** begin **
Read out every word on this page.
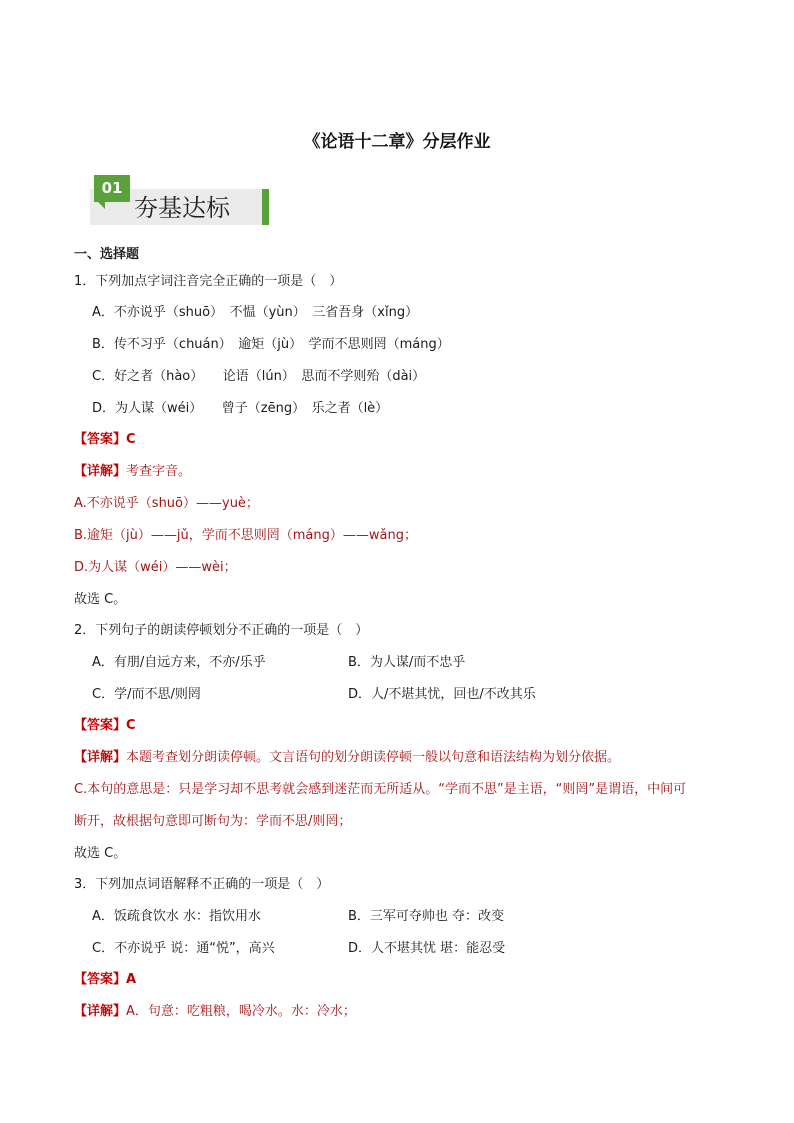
《论语十二章》分层作业
01
夯基达标
一、选择题
1．下列加点字词注音完全正确的一项是（　）
A．不亦说乎（shuō）　不愠（yùn）　三省吾身（xǐng）
B．传不习乎（chuán）　逾矩（jù）　学而不思则罔（máng）
C．好之者（hào）　　论语（lún）　思而不学则殆（dài）
D．为人谋（wéi）　　曾子（zēng）　乐之者（lè）
【答案】C
【详解】考查字音。
A.不亦说乎（shuō）——yuè；
B.逾矩（jù）——jǔ，学而不思则罔（máng）——wǎng；
D.为人谋（wéi）——wèi；
故选 C。
2．下列句子的朗读停顿划分不正确的一项是（　）
A．有朋/自远方来，不亦/乐乎	B．为人谋/而不忠乎
C．学/而不思/则罔	D．人/不堪其忧，回也/不改其乐
【答案】C
【详解】本题考查划分朗读停顿。文言语句的划分朗读停顿一般以句意和语法结构为划分依据。
C.本句的意思是：只是学习却不思考就会感到迷茫而无所适从。“学而不思”是主语，“则罔”是谓语，中间可
断开，故根据句意即可断句为：学而不思/则罔；
故选 C。
3．下列加点词语解释不正确的一项是（　）
A．饭疏食饮水 水：指饮用水	B．三军可夺帅也 夺：改变
C．不亦说乎 说：通“悦”，高兴	D．人不堪其忧 堪：能忍受
【答案】A
【详解】A．句意：吃粗粮，喝冷水。水：冷水；
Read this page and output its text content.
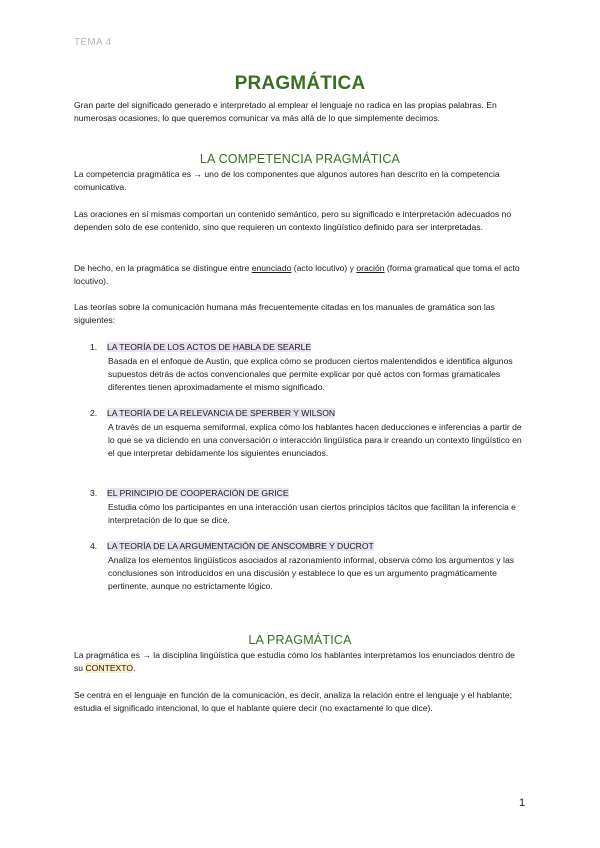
TEMA 4
PRAGMÁTICA
Gran parte del significado generado e interpretado al emplear el lenguaje no radica en las propias palabras. En numerosas ocasiones, lo que queremos comunicar va más allá de lo que simplemente decimos.
LA COMPETENCIA PRAGMÁTICA
La competencia pragmática es → uno de los componentes que algunos autores han descrito en la competencia comunicativa.
Las oraciones en sí mismas comportan un contenido semántico, pero su significado e interpretación adecuados no dependen solo de ese contenido, sino que requieren un contexto lingüístico definido para ser interpretadas.
De hecho, en la pragmática se distingue entre enunciado (acto locutivo) y oración (forma gramatical que toma el acto locutivo).
Las teorías sobre la comunicación humana más frecuentemente citadas en los manuales de gramática son las siguientes:
1. LA TEORÍA DE LOS ACTOS DE HABLA DE SEARLE
Basada en el enfoque de Austin, que explica cómo se producen ciertos malentendidos e identifica algunos supuestos detrás de actos convencionales que permite explicar por qué actos con formas gramaticales diferentes tienen aproximadamente el mismo significado.
2. LA TEORÍA DE LA RELEVANCIA DE SPERBER Y WILSON
A través de un esquema semiformal, explica cómo los hablantes hacen deducciones e inferencias a partir de lo que se va diciendo en una conversación o interacción lingüística para ir creando un contexto lingüístico en el que interpretar debidamente los siguientes enunciados.
3. EL PRINCIPIO DE COOPERACIÓN DE GRICE
Estudia cómo los participantes en una interacción usan ciertos principios tácitos que facilitan la inferencia e interpretación de lo que se dice.
4. LA TEORÍA DE LA ARGUMENTACIÓN DE ANSCOMBRE Y DUCROT
Analiza los elementos lingüísticos asociados al razonamiento informal, observa cómo los argumentos y las conclusiones son introducidos en una discusión y establece lo que es un argumento pragmáticamente pertinente, aunque no estrictamente lógico.
LA PRAGMÁTICA
La pragmática es → la disciplina lingüística que estudia cómo los hablantes interpretamos los enunciados dentro de su CONTEXTO.
Se centra en el lenguaje en función de la comunicación, es decir, analiza la relación entre el lenguaje y el hablante; estudia el significado intencional, lo que el hablante quiere decir (no exactamente lo que dice).
1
** end **
[Written exercise] Pick out every line with the string "page" and copy it.

[Solution to this task]
Read out every word on this page.
Read this page and output its text content.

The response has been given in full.